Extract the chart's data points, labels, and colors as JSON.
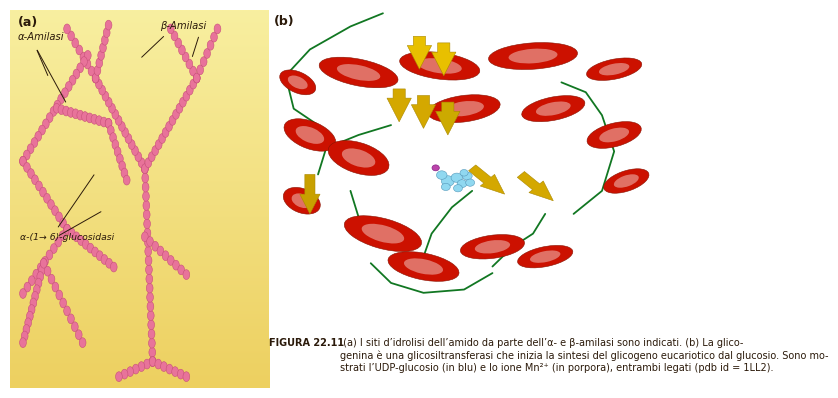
{
  "panel_a_label": "(a)",
  "panel_b_label": "(b)",
  "bg_color_left": "#F5E37A",
  "bead_color": "#E8739A",
  "bead_edge_color": "#C8507A",
  "label_alpha_amilasi": "α-Amilasi",
  "label_beta_amilasi": "β-Amilasi",
  "label_glucosidasi": "α-(1→ 6)-glucosidasi",
  "caption_bold": "FIGURA 22.11",
  "caption_text": " (a) I siti d’idrolisi dell’amido da parte dell’α- e β-amilasi sono indicati. (b) La glico-\ngenina è una glicosiltransferasi che inizia la sintesi del glicogeno eucariotico dal glucosio. Sono mo-\nstrati l’UDP-glucosio (in blu) e lo ione Mn²⁺ (in porpora), entrambi legati (pdb id = 1LL2).",
  "text_color": "#2B1A0A",
  "label_fontsize": 7.2,
  "caption_fontsize": 7.0
}
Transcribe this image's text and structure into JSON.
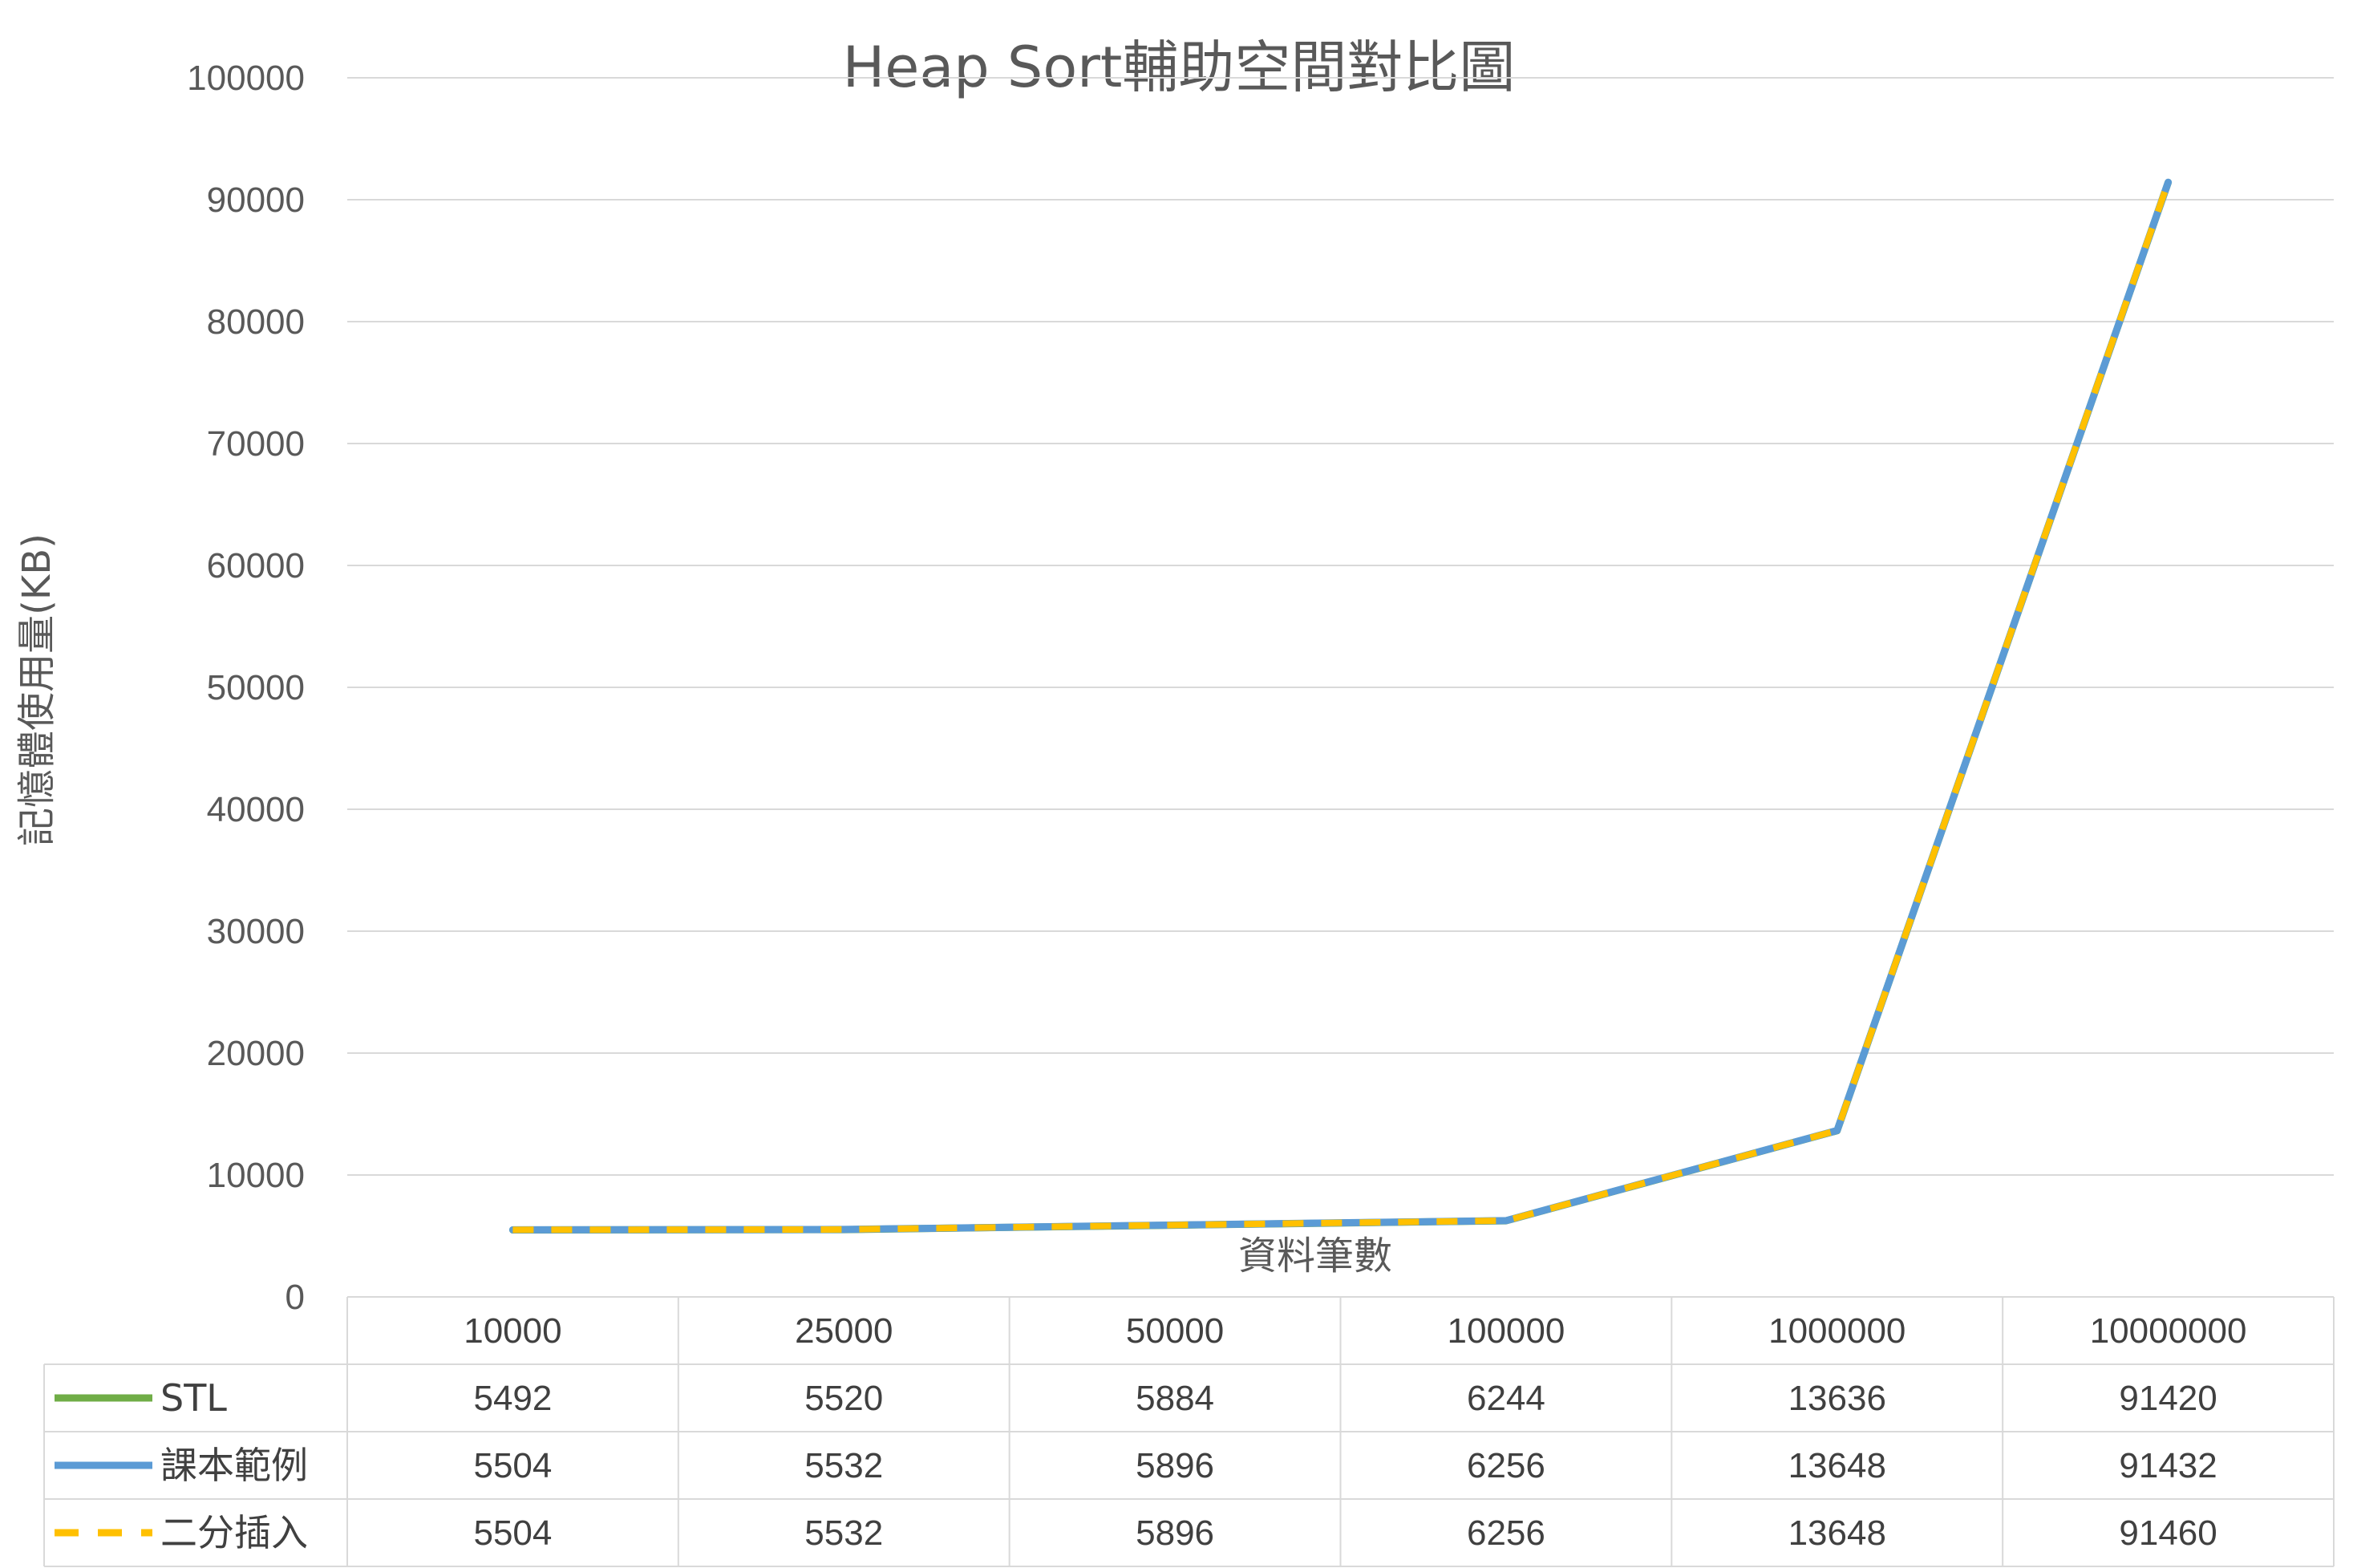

=-=-=-=-=

Aim:
Return the records exactly. Don't carry the pictures over.

Answer in full:
Extract the chart's data points, labels, and colors as JSON.
{
  "panel_a_label": "(a)",
  "panel_b_label": "(b)",
  "bg_color_left": "#F5E37A",
  "bead_color": "#E8739A",
  "bead_edge_color": "#C8507A",
  "label_alpha_amilasi": "α-Amilasi",
  "label_beta_amilasi": "β-Amilasi",
  "label_glucosidasi": "α-(1→ 6)-glucosidasi",
  "caption_bold": "FIGURA 22.11",
  "caption_text": " (a) I siti d’idrolisi dell’amido da parte dell’α- e β-amilasi sono indicati. (b) La glico-\ngenina è una glicosiltransferasi che inizia la sintesi del glicogeno eucariotico dal glucosio. Sono mo-\nstrati l’UDP-glucosio (in blu) e lo ione Mn²⁺ (in porpora), entrambi legati (pdb id = 1LL2).",
  "text_color": "#2B1A0A",
  "label_fontsize": 7.2,
  "caption_fontsize": 7.0
}
Transcribe this image's text and structure into JSON.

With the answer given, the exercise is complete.